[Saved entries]
════════════════

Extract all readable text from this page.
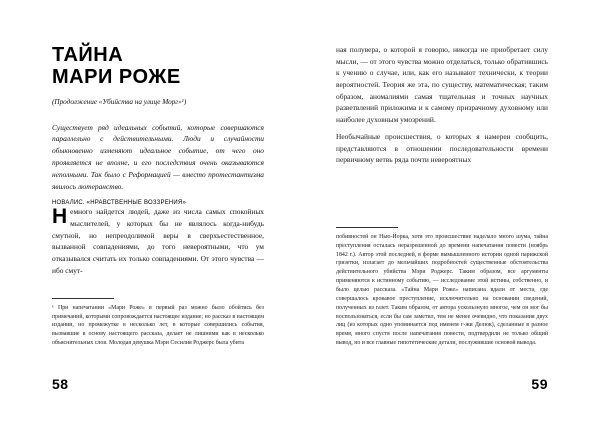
ТАЙНА
МАРИ РОЖЕ

(Продолжение «Убийства на улице Морг»¹)

Существует ряд идеальных событий, которые совершаются параллельно с действительными. Люди и случайности обыкновенно изменяют идеальное событие, от чего оно проявляется не вполне, и его последствия очень оказываются неполными. Так было с Реформацией — вместо протестантизма явилось лютеранство.

НОВАЛИС. «НРАВСТВЕННЫЕ ВОЗЗРЕНИЯ»

Немного найдется людей, даже из числа самых спокойных мыслителей, у которых бы не являлось когда-нибудь смутной, но непреодолимой веры в сверхъестественное, вызванной совпадениями, до того невероятными, что ум отказывался считать их только совпадениями. От этого чувства — ибо смут-

¹ При напечатании «Мари Роже» в первый раз можно было обойтись без примечаний, которыми сопровождается настоящее издание; но рассказ в настоящем издании, но промежутке в несколько лет, в которые совершились события, вызвавшие в основу настоящего рассказа, делает не лишними как в несколько объяснительных слов. Молодая девушка Мэри Сесилия Роджерс была убита

58

ная полувера, о которой я говорю, никогда не приобретает силу мысли, — от этого чувства можно отделаться, только обратившись к учению о случае, или, как его называют технически, к теории вероятностей. Теория же эта, по существу, математическая; таким образом, аномалиями самая тщательная и точных научных разветвлений приложима и к самому призрачному духовному или наиболее духовным умозрений.

Необычайные происшествия, о которых я намерен сообщить, представляются в отношении последовательности времени первичному ветвь ряда почти невероятных

побивностей он Нью-Йорка, хотя это происшествие наделало много шума, тайна преступления осталась неразрешенной до времени напечатания повести (ноябрь 1842 г.). Автор этой последней, в форме вымышленного истории одной парижской гризетки, излагает до мельчайших подробностей существенные обстоятельства действительного убийства Мэри Роджерс. Таким образом, все аргументы применяются к истинному событию, — исследование этой истины, собственно, и было целью рассказа. «Тайна Мари Роже» написана вдали от места, где совершалось кровавое преступление, исключительно на основании сведений, полученных из газет. Таким образом, от автора ускользнуло многое, чем он мог бы воспользоваться, если бы сам заметил, тем не менее очевидно, что показания двух лиц (из которых одно упоминается под именем г-жи Делюк), сделанные в разное время, много спустя после напечатания повести, подтвердили не только общий вывод, но и все главные гипотетические детали, послужившие основой вывода.

59
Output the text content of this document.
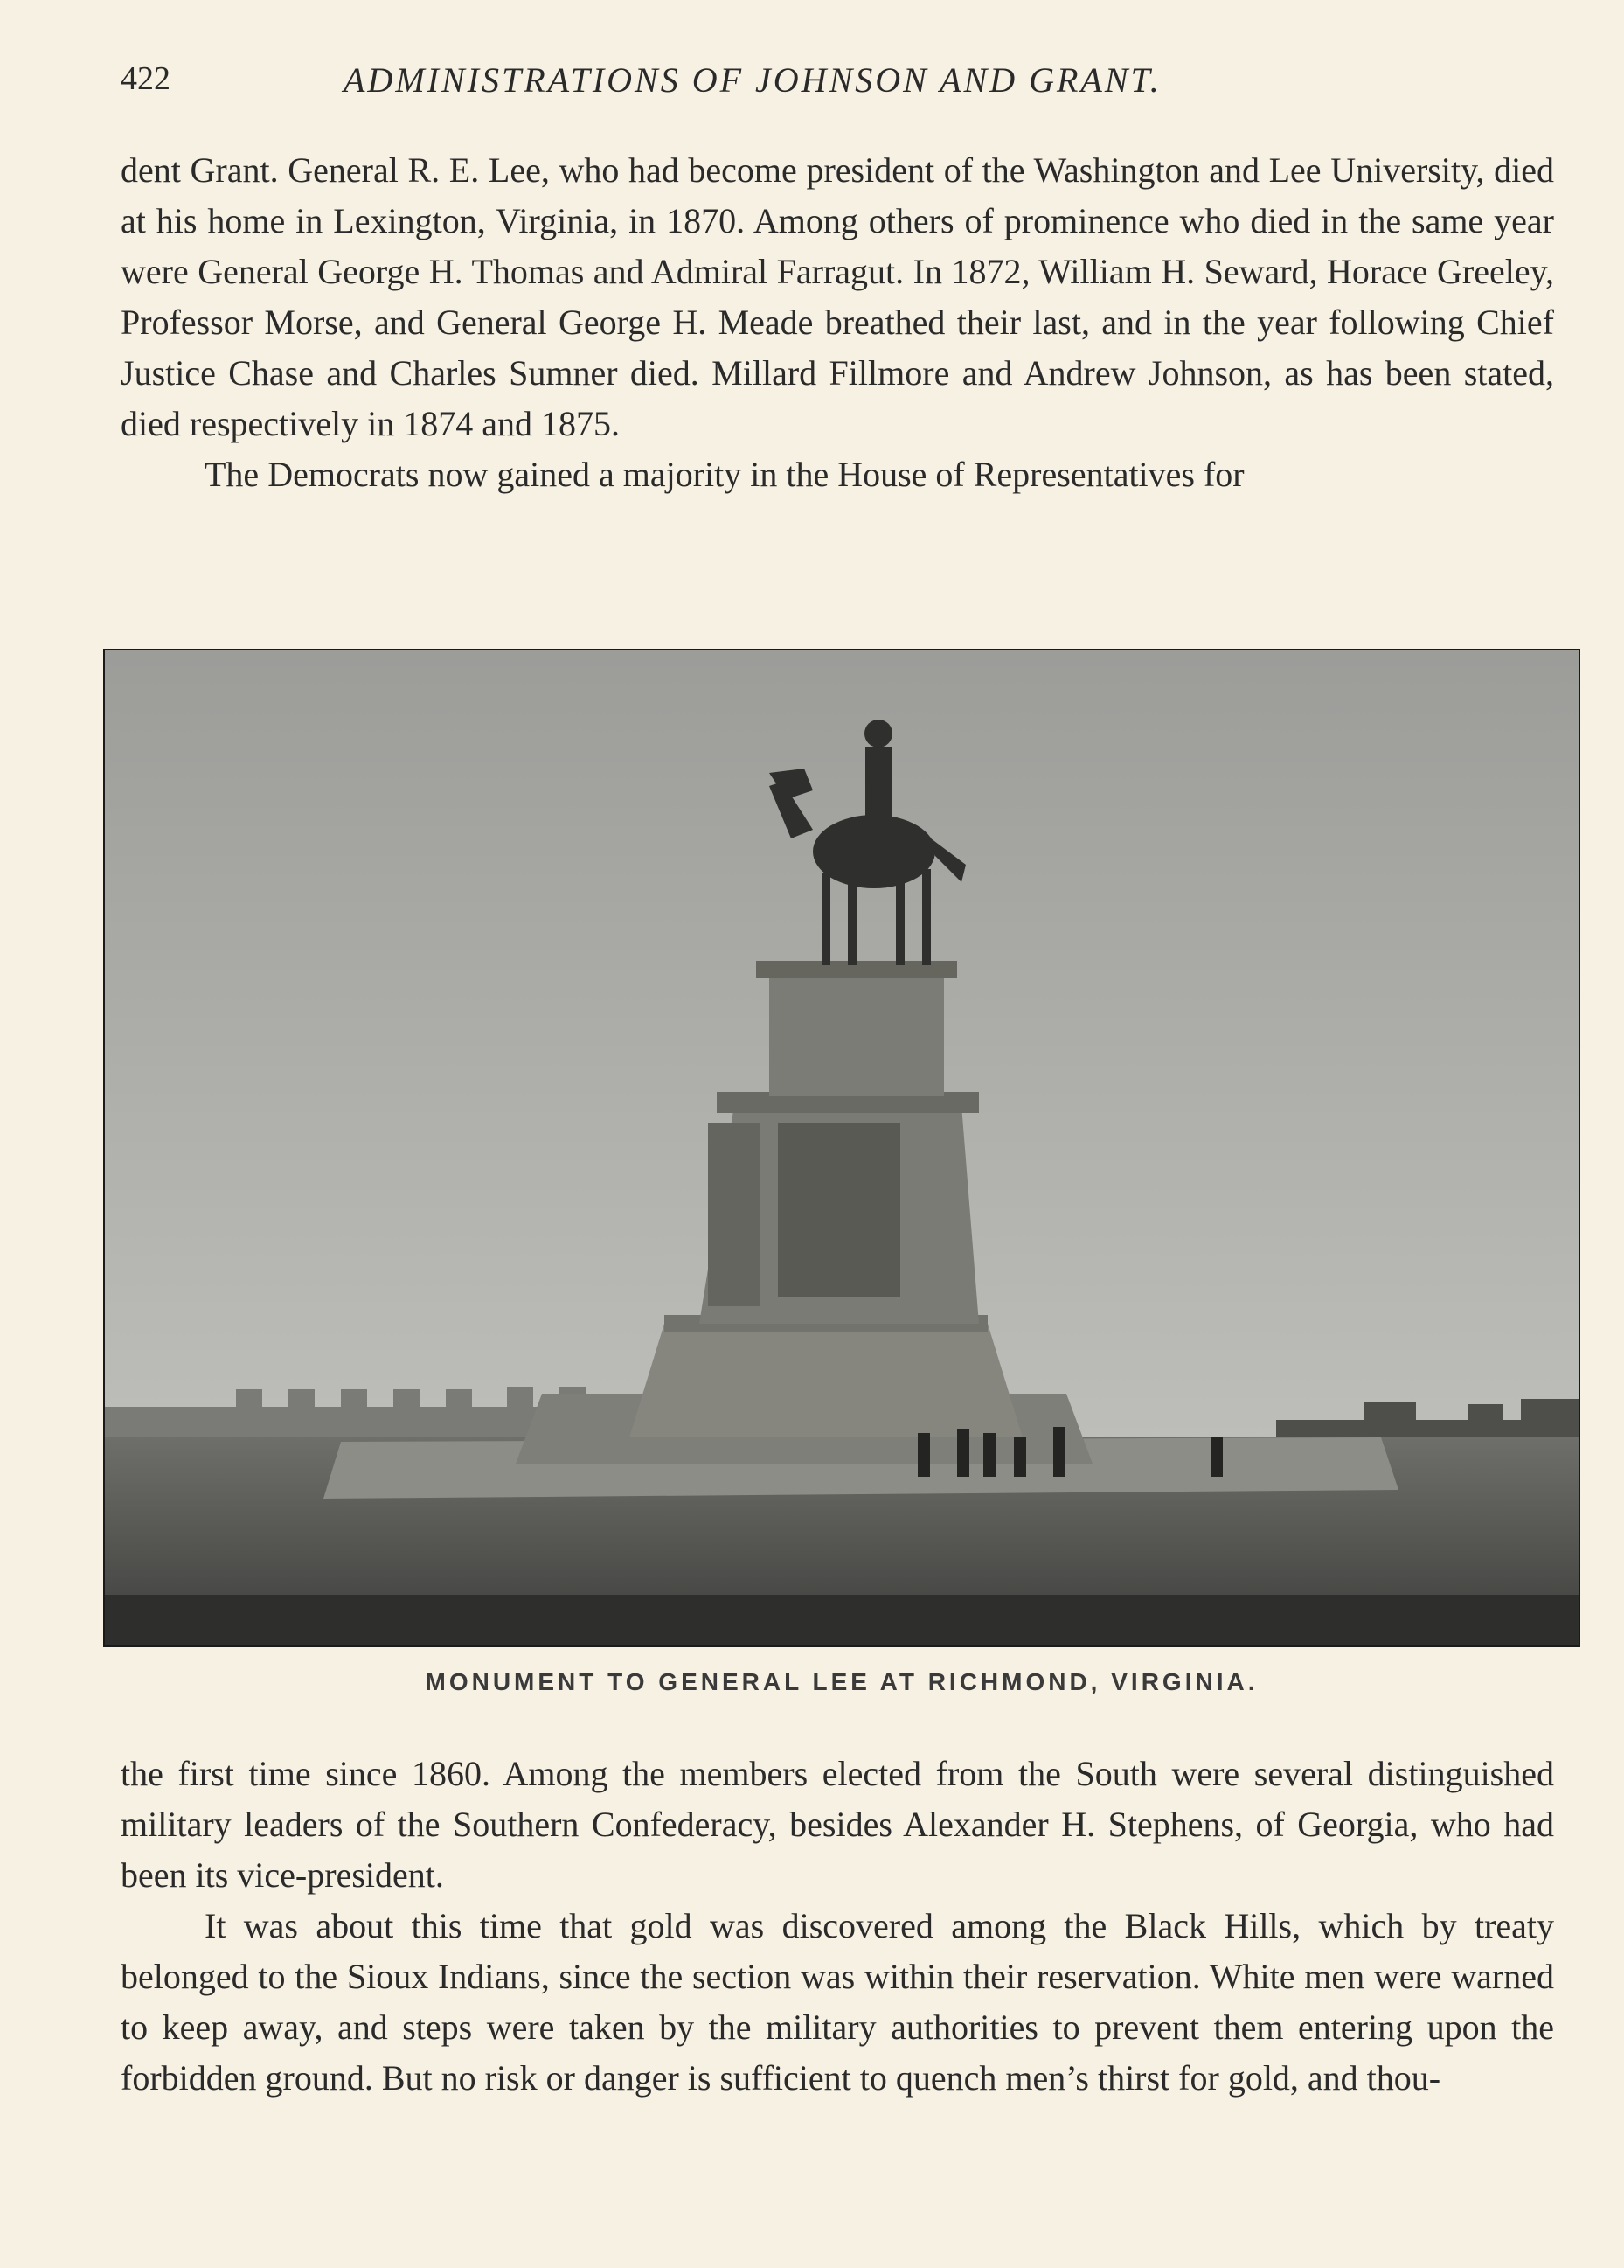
422	ADMINISTRATIONS OF JOHNSON AND GRANT.

dent Grant. General R. E. Lee, who had become president of the Washington and Lee University, died at his home in Lexington, Virginia, in 1870. Among others of prominence who died in the same year were General George H. Thomas and Admiral Farragut. In 1872, William H. Seward, Horace Greeley, Professor Morse, and General George H. Meade breathed their last, and in the year following Chief Justice Chase and Charles Sumner died. Millard Fillmore and Andrew Johnson, as has been stated, died respectively in 1874 and 1875.

The Democrats now gained a majority in the House of Representatives for

MONUMENT TO GENERAL LEE AT RICHMOND, VIRGINIA.

the first time since 1860. Among the members elected from the South were several distinguished military leaders of the Southern Confederacy, besides Alexander H. Stephens, of Georgia, who had been its vice-president.

It was about this time that gold was discovered among the Black Hills, which by treaty belonged to the Sioux Indians, since the section was within their reservation. White men were warned to keep away, and steps were taken by the military authorities to prevent them entering upon the forbidden ground. But no risk or danger is sufficient to quench men’s thirst for gold, and thou-
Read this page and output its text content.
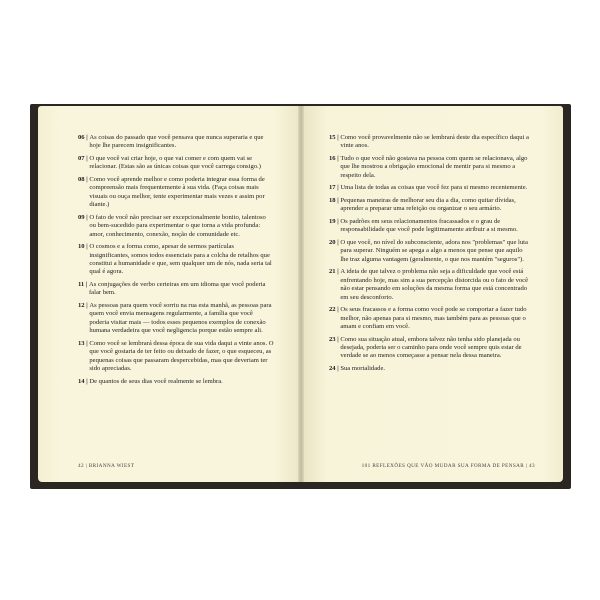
06 | As coisas do passado que você pensava que nunca superaria e que hoje lhe parecem insignificantes.
07 | O que você vai criar hoje, o que vai comer e com quem vai se relacionar. (Estas são as únicas coisas que você carrega consigo.)
08 | Como você aprende melhor e como poderia integrar essa forma de compreensão mais frequentemente à sua vida. (Faça coisas mais visuais ou ouça melhor, tente experimentar mais vezes e assim por diante.)
09 | O fato de você não precisar ser excepcionalmente bonito, talentoso ou bem-sucedido para experimentar o que torna a vida profunda: amor, conhecimento, conexão, noção de comunidade etc.
10 | O cosmos e a forma como, apesar de sermos partículas insignificantes, somos todos essenciais para a colcha de retalhos que constitui a humanidade e que, sem qualquer um de nós, nada seria tal qual é agora.
11 | As conjugações de verbo certeiras em um idioma que você poderia falar bem.
12 | As pessoas para quem você sorriu na rua esta manhã, as pessoas para quem você envia mensagens regularmente, a família que você poderia visitar mais — todos esses pequenos exemplos de conexão humana verdadeira que você negligencia porque estão sempre ali.
13 | Como você se lembrará dessa época de sua vida daqui a vinte anos. O que você gostaria de ter feito ou deixado de fazer, o que esqueceu, as pequenas coisas que passaram despercebidas, mas que deveriam ter sido apreciadas.
14 | De quantos de seus dias você realmente se lembra.
42 | BRIANNA WIEST
15 | Como você provavelmente não se lembrará deste dia específico daqui a vinte anos.
16 | Tudo o que você não gostava na pessoa com quem se relacionava, algo que lhe mostrou a obrigação emocional de mentir para si mesmo a respeito dela.
17 | Uma lista de todas as coisas que você fez para si mesmo recentemente.
18 | Pequenas maneiras de melhorar seu dia a dia, como quitar dívidas, aprender a preparar uma refeição ou organizar o seu armário.
19 | Os padrões em seus relacionamentos fracassados e o grau de responsabilidade que você pode legitimamente atribuir a si mesmo.
20 | O que você, no nível do subconsciente, adora nos "problemas" que luta para superar. Ninguém se apega a algo a menos que pense que aquilo lhe traz alguma vantagem (geralmente, o que nos mantém "seguros").
21 | A ideia de que talvez o problema não seja a dificuldade que você está enfrentando hoje, mas sim a sua percepção distorcida ou o fato de você não estar pensando em soluções da mesma forma que está concentrado em seu desconforto.
22 | Os seus fracassos e a forma como você pode se comportar a fazer tudo melhor, não apenas para si mesmo, mas também para as pessoas que o amam e confiam em você.
23 | Como sua situação atual, embora talvez não tenha sido planejada ou desejada, poderia ser o caminho para onde você sempre quis estar de verdade se ao menos começasse a pensar nela dessa maneira.
24 | Sua mortalidade.
101 REFLEXÕES QUE VÃO MUDAR SUA FORMA DE PENSAR | 43
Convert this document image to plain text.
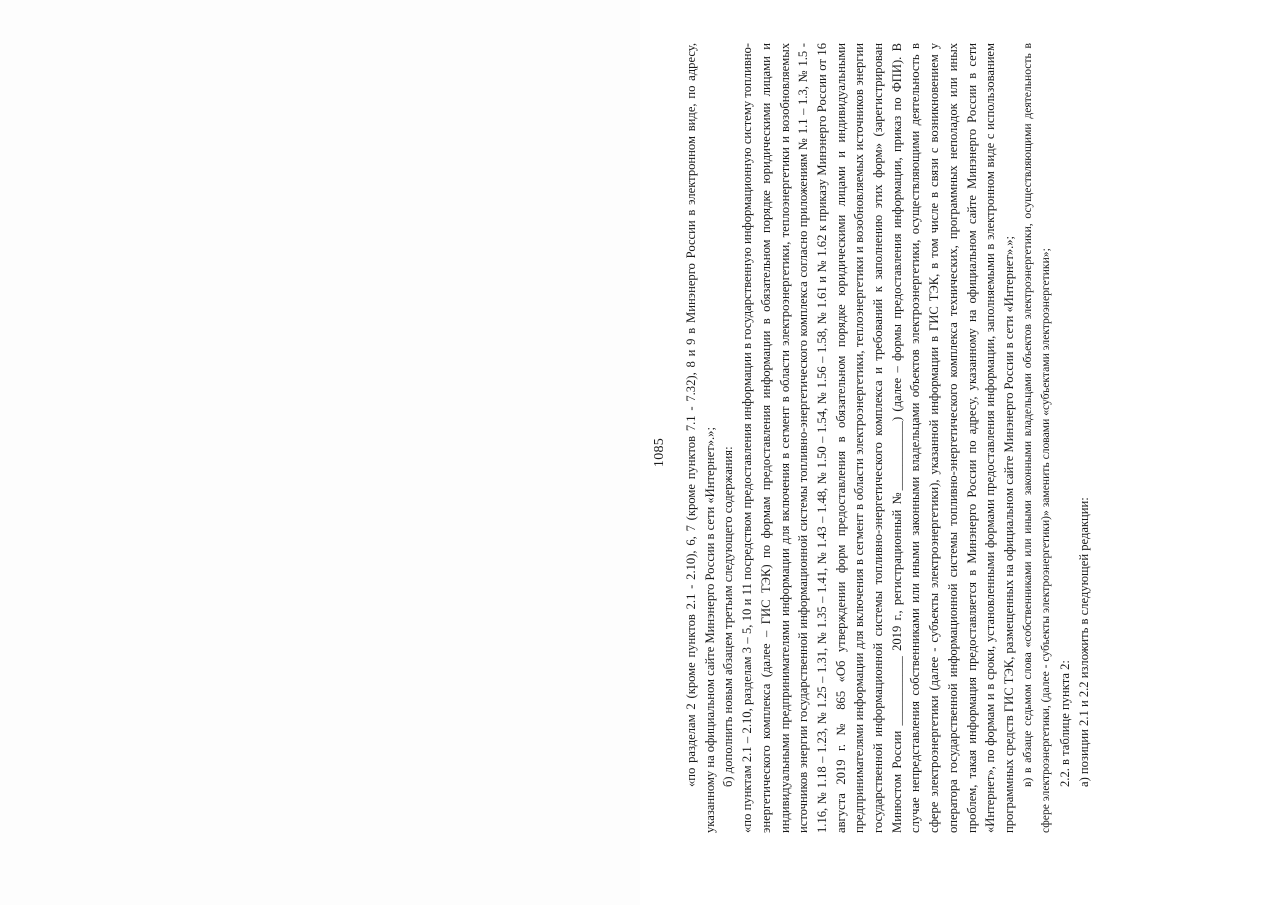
1085 «по разделам 2 (кроме пунктов 2.1 - 2.10), 6, 7 (кроме пунктов 7.1 - 7.32), 8 и 9 в Минэнерго России в электронном виде, по адресу, указанному на официальном сайте Минэнерго России в сети «Интернет».»; б) дополнить новым абзацем третьим следующего содержания: «по пунктам 2.1 – 2.10, разделам 3 – 5, 10 и 11 посредством предоставления информации в государственную информационную систему топливно-энергетического комплекса (далее – ГИС ТЭК) по формам предоставления информации в обязательном порядке юридическими лицами и индивидуальными предпринимателями информации для включения в сегмент в области электроэнергетики, теплоэнергетики и возобновляемых источников энергии государственной информационной системы топливно-энергетического комплекса согласно приложениям № 1.1 – 1.3, № 1.5 - 1.16, № 1.18 – 1.23, № 1.25 – 1.31, № 1.35 – 1.41, № 1.43 – 1.48, № 1.50 – 1.54, № 1.56 – 1.58, № 1.61 и № 1.62 к приказу Минэнерго России от 16 августа 2019 г. № 865 «Об утверждении форм предоставления в обязательном порядке юридическими лицами и индивидуальными предпринимателями информации для включения в сегмент в области электроэнергетики, теплоэнергетики и возобновляемых источников энергии государственной информационной системы топливно-энергетического комплекса и требований к заполнению этих форм» (зарегистрирован Минюстом России ___________ 2019 г., регистрационный №___________) (далее – формы предоставления информации, приказ по ФПИ). В случае непредставления собственниками или иными законными владельцами объектов электроэнергетики, осуществляющими деятельность в сфере электроэнергетики (далее - субъекты электроэнергетики), указанной информации в ГИС ТЭК, в том числе в связи с возникновением у оператора государственной информационной системы топливно-энергетического комплекса технических, программных неполадок или иных проблем, такая информация предоставляется в Минэнерго России по адресу, указанному на официальном сайте Минэнерго России в сети «Интернет», по формам и в сроки, установленными формами предоставления информации, заполняемыми в электронном виде с использованием программных средств ГИС ТЭК, размещенных на официальном сайте Минэнерго России в сети «Интернет».»; в) в абзаце седьмом слова «собственниками или иными законными владельцами объектов электроэнергетики, осуществляющими деятельность в сфере электроэнергетики, (далее - субъекты электроэнергетики)» заменить словами «субъектами электроэнергетики»; 2.2. в таблице пункта 2: а) позиции 2.1 и 2.2 изложить в следующей редакции:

════════════════

*The task*
Give only the number of lines in the entries above that hold the string "been".

*Answer below*
2